What this task involves:
Pull every line that holds the word "ylabel" from the entries.
## BEGIN Data supplied
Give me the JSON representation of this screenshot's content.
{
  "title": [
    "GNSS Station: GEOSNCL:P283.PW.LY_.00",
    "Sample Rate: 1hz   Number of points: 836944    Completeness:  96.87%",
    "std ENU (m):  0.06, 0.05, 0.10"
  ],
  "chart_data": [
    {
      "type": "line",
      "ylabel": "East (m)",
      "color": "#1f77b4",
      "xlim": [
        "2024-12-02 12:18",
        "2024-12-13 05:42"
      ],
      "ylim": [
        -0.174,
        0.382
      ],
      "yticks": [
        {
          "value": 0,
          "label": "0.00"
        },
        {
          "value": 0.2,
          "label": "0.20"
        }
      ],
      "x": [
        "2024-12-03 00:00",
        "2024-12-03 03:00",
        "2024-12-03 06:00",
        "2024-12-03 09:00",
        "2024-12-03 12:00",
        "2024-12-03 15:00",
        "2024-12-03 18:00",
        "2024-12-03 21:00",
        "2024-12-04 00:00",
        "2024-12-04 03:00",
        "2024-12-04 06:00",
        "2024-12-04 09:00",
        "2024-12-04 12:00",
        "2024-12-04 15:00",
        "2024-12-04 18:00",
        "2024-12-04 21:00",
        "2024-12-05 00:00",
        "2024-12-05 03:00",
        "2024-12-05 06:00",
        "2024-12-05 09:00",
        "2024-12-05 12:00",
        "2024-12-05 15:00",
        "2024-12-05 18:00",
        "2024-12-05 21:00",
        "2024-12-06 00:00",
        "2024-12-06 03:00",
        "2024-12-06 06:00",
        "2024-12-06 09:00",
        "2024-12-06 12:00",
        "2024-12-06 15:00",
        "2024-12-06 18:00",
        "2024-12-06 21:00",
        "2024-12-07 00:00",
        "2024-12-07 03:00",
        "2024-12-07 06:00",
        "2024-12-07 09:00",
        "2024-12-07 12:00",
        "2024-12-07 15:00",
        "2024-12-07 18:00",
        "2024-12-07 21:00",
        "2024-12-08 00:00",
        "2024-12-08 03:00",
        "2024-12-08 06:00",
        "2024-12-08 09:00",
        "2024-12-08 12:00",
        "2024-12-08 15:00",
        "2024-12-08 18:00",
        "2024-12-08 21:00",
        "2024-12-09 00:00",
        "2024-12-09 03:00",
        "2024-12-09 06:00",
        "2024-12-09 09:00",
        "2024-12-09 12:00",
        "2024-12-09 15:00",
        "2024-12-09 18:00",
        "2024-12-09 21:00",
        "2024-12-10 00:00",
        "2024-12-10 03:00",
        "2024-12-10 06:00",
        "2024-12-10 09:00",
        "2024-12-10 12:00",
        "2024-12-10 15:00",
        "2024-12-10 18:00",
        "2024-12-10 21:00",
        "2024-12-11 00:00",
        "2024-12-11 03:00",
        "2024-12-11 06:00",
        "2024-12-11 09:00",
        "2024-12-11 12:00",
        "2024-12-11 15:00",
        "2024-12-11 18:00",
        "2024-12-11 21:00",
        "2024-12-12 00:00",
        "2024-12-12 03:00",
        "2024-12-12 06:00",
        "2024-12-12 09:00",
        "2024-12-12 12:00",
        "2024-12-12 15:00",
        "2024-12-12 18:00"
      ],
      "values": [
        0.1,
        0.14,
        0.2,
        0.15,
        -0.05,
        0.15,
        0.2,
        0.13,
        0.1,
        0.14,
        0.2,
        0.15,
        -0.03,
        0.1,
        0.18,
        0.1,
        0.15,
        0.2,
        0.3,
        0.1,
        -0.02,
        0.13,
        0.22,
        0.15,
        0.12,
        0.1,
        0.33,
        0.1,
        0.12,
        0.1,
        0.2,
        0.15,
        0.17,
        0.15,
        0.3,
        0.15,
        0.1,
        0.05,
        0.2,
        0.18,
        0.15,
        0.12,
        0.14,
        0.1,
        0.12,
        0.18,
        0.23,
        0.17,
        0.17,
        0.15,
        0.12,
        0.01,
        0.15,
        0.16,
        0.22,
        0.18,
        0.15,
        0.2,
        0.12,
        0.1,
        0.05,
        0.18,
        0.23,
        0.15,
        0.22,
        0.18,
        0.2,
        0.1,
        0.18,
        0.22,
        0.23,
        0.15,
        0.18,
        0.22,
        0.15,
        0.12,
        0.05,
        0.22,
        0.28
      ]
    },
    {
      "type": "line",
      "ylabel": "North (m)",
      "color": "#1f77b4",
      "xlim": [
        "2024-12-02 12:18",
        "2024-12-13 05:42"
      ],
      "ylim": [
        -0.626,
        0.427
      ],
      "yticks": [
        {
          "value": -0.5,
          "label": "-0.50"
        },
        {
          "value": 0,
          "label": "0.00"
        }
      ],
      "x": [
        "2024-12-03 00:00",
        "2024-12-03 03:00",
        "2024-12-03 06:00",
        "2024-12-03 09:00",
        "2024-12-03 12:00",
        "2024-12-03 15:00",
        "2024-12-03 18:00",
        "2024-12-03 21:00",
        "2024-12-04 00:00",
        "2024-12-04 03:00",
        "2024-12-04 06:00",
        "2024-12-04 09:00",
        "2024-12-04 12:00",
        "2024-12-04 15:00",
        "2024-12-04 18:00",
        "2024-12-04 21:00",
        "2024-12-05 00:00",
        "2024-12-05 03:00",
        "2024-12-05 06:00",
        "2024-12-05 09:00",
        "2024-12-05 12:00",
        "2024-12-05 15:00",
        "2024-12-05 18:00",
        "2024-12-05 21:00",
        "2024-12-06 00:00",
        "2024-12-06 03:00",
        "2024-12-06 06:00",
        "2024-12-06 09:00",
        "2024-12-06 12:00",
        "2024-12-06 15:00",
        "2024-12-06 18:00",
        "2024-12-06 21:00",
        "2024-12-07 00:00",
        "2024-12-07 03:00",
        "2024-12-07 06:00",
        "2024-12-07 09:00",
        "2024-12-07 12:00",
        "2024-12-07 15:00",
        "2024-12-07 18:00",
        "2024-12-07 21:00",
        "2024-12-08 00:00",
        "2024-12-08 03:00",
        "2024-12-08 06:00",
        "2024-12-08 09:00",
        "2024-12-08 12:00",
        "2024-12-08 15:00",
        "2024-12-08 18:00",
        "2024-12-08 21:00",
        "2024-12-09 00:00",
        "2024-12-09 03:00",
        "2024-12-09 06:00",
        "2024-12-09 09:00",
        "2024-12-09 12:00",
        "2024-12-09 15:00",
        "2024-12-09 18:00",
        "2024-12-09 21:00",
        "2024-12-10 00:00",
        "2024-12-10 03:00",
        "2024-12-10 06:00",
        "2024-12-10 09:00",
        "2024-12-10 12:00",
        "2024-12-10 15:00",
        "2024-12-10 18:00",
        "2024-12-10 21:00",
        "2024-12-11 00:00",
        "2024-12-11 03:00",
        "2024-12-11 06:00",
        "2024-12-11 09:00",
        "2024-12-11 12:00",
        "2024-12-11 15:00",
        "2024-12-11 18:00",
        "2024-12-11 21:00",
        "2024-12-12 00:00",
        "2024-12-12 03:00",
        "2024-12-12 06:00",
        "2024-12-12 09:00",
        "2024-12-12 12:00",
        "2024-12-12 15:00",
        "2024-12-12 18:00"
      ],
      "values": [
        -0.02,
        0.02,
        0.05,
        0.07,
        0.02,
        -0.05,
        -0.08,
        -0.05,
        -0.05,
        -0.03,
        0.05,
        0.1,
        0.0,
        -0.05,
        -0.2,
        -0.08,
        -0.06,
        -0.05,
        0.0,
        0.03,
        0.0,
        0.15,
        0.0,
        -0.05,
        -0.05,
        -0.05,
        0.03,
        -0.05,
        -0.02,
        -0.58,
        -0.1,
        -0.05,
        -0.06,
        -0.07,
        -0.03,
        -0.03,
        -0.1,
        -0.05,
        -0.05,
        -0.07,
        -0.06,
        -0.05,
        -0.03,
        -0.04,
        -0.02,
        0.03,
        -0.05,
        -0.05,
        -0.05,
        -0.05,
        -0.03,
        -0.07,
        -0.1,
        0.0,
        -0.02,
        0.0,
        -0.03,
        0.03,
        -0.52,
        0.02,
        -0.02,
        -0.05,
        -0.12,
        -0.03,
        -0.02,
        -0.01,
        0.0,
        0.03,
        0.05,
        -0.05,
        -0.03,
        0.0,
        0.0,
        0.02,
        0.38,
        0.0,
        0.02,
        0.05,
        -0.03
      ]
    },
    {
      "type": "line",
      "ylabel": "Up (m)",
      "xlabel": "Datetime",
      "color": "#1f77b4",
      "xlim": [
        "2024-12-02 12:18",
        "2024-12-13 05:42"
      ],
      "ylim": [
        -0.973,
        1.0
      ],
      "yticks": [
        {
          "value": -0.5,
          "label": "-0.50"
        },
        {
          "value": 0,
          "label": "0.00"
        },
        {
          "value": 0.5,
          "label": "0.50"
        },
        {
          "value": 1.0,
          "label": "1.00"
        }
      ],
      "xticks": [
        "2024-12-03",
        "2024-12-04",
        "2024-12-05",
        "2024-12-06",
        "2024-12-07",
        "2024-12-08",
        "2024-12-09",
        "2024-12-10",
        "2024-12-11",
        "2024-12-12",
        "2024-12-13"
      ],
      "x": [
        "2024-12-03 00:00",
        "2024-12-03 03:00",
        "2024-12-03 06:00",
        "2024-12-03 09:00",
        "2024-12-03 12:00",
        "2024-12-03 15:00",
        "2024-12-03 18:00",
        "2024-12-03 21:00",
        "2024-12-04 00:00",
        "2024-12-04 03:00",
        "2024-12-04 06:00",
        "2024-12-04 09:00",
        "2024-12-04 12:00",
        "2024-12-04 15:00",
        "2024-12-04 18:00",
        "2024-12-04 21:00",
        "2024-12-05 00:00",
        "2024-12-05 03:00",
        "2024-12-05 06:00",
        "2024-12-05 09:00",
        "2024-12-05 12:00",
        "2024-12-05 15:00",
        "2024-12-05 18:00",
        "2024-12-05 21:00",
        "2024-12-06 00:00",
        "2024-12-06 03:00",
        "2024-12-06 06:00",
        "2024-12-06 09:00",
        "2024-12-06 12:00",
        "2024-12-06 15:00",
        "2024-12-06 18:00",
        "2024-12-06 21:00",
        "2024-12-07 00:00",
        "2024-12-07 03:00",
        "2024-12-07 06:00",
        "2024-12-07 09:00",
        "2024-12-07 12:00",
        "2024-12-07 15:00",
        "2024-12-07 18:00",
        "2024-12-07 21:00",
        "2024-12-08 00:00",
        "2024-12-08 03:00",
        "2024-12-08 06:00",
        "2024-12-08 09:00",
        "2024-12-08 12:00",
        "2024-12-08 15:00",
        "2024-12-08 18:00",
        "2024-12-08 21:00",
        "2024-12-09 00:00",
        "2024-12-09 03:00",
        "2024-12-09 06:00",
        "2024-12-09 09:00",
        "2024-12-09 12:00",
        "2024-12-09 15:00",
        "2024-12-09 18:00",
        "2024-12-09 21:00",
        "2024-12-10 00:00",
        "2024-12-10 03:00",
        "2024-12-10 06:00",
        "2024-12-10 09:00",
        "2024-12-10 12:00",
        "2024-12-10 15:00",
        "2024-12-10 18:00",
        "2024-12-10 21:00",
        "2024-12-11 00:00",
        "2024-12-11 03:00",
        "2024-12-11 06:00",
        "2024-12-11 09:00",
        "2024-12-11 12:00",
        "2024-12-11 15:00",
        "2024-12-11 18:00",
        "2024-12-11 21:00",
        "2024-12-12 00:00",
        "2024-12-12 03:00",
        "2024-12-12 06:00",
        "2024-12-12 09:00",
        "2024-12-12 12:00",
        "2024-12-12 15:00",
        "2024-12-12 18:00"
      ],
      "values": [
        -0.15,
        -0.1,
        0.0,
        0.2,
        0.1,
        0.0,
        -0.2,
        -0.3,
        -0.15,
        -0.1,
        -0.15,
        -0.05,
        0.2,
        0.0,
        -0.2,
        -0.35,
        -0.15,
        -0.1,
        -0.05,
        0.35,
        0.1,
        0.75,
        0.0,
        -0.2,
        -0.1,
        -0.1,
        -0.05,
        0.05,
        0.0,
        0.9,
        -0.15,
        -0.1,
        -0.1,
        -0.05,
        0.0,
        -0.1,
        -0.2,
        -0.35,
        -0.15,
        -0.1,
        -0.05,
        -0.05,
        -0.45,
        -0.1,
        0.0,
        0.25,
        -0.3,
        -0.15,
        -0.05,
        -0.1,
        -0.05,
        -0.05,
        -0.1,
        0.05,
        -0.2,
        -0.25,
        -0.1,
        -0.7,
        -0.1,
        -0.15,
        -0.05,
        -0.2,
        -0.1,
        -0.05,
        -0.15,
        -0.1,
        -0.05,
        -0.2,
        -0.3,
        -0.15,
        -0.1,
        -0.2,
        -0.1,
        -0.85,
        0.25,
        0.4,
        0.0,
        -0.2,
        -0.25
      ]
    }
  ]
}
## END Data supplied
Output below:
      "ylabel": "East (m)",
      "ylabel": "North (m)",
      "ylabel": "Up (m)",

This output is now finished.